* _Input rows_:
- - - - -

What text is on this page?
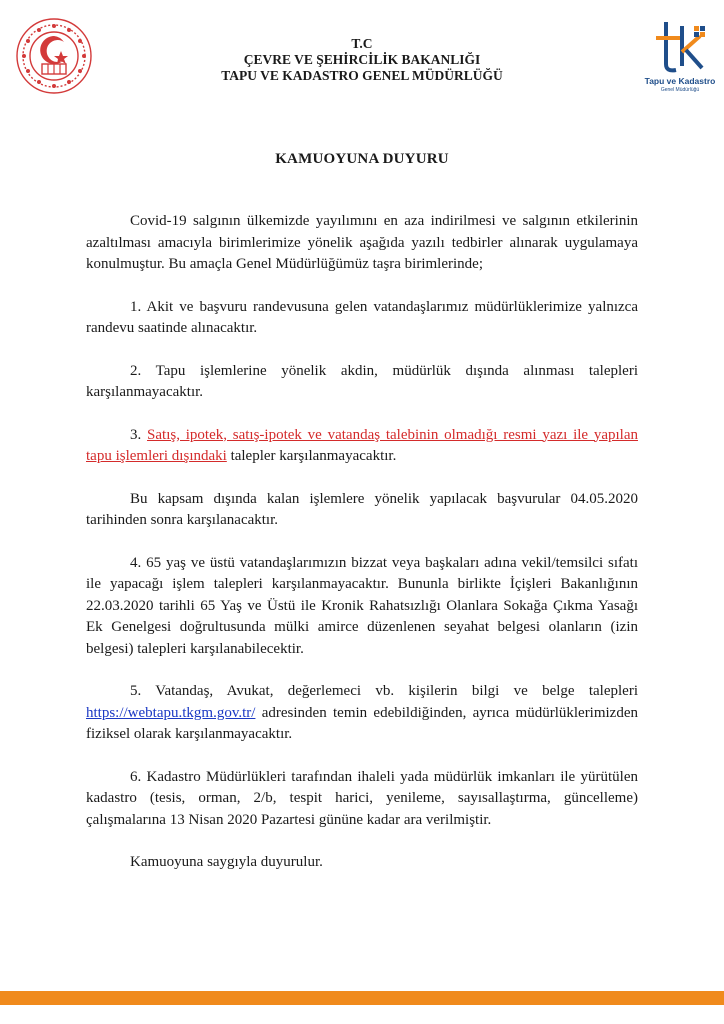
T.C
ÇEVRE VE ŞEHİRCİLİK BAKANLIĞI
TAPU VE KADASTRO GENEL MÜDÜRLÜĞÜ	Tapu ve Kadastro
Genel Müdürlüğü
KAMUOYUNA DUYURU

Covid-19 salgının ülkemizde yayılımını en aza indirilmesi ve salgının etkilerinin azaltılması amacıyla birimlerimize yönelik aşağıda yazılı tedbirler alınarak uygulamaya konulmuştur. Bu amaçla Genel Müdürlüğümüz taşra birimlerinde;

1. Akit ve başvuru randevusuna gelen vatandaşlarımız müdürlüklerimize yalnızca randevu saatinde alınacaktır.

2. Tapu işlemlerine yönelik akdin, müdürlük dışında alınması talepleri karşılanmayacaktır.

3. Satış, ipotek, satış-ipotek ve vatandaş talebinin olmadığı resmi yazı ile yapılan tapu işlemleri dışındaki talepler karşılanmayacaktır.

Bu kapsam dışında kalan işlemlere yönelik yapılacak başvurular 04.05.2020 tarihinden sonra karşılanacaktır.

4. 65 yaş ve üstü vatandaşlarımızın bizzat veya başkaları adına vekil/temsilci sıfatı ile yapacağı işlem talepleri karşılanmayacaktır. Bununla birlikte İçişleri Bakanlığının 22.03.2020 tarihli 65 Yaş ve Üstü ile Kronik Rahatsızlığı Olanlara Sokağa Çıkma Yasağı Ek Genelgesi doğrultusunda mülki amirce düzenlenen seyahat belgesi olanların (izin belgesi) talepleri karşılanabilecektir.

5. Vatandaş, Avukat, değerlemeci vb. kişilerin bilgi ve belge talepleri https://webtapu.tkgm.gov.tr/ adresinden temin edebildiğinden, ayrıca müdürlüklerimizden fiziksel olarak karşılanmayacaktır.

6. Kadastro Müdürlükleri tarafından ihaleli yada müdürlük imkanları ile yürütülen kadastro (tesis, orman, 2/b, tespit harici, yenileme, sayısallaştırma, güncelleme) çalışmalarına 13 Nisan 2020 Pazartesi gününe kadar ara verilmiştir.

Kamuoyuna saygıyla duyurulur.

- - - - -

* _Work required_: Pull every line containing "yönelik" out of the records.

* _Response to the task_:
Covid-19 salgının ülkemizde yayılımını en aza indirilmesi ve salgının etkilerinin azaltılması amacıyla birimlerimize yönelik aşağıda yazılı tedbirler alınarak uygulamaya konulmuştur. Bu amaçla Genel Müdürlüğümüz taşra birimlerinde;
2. Tapu işlemlerine yönelik akdin, müdürlük dışında alınması talepleri karşılanmayacaktır.
Bu kapsam dışında kalan işlemlere yönelik yapılacak başvurular 04.05.2020 tarihinden sonra karşılanacaktır.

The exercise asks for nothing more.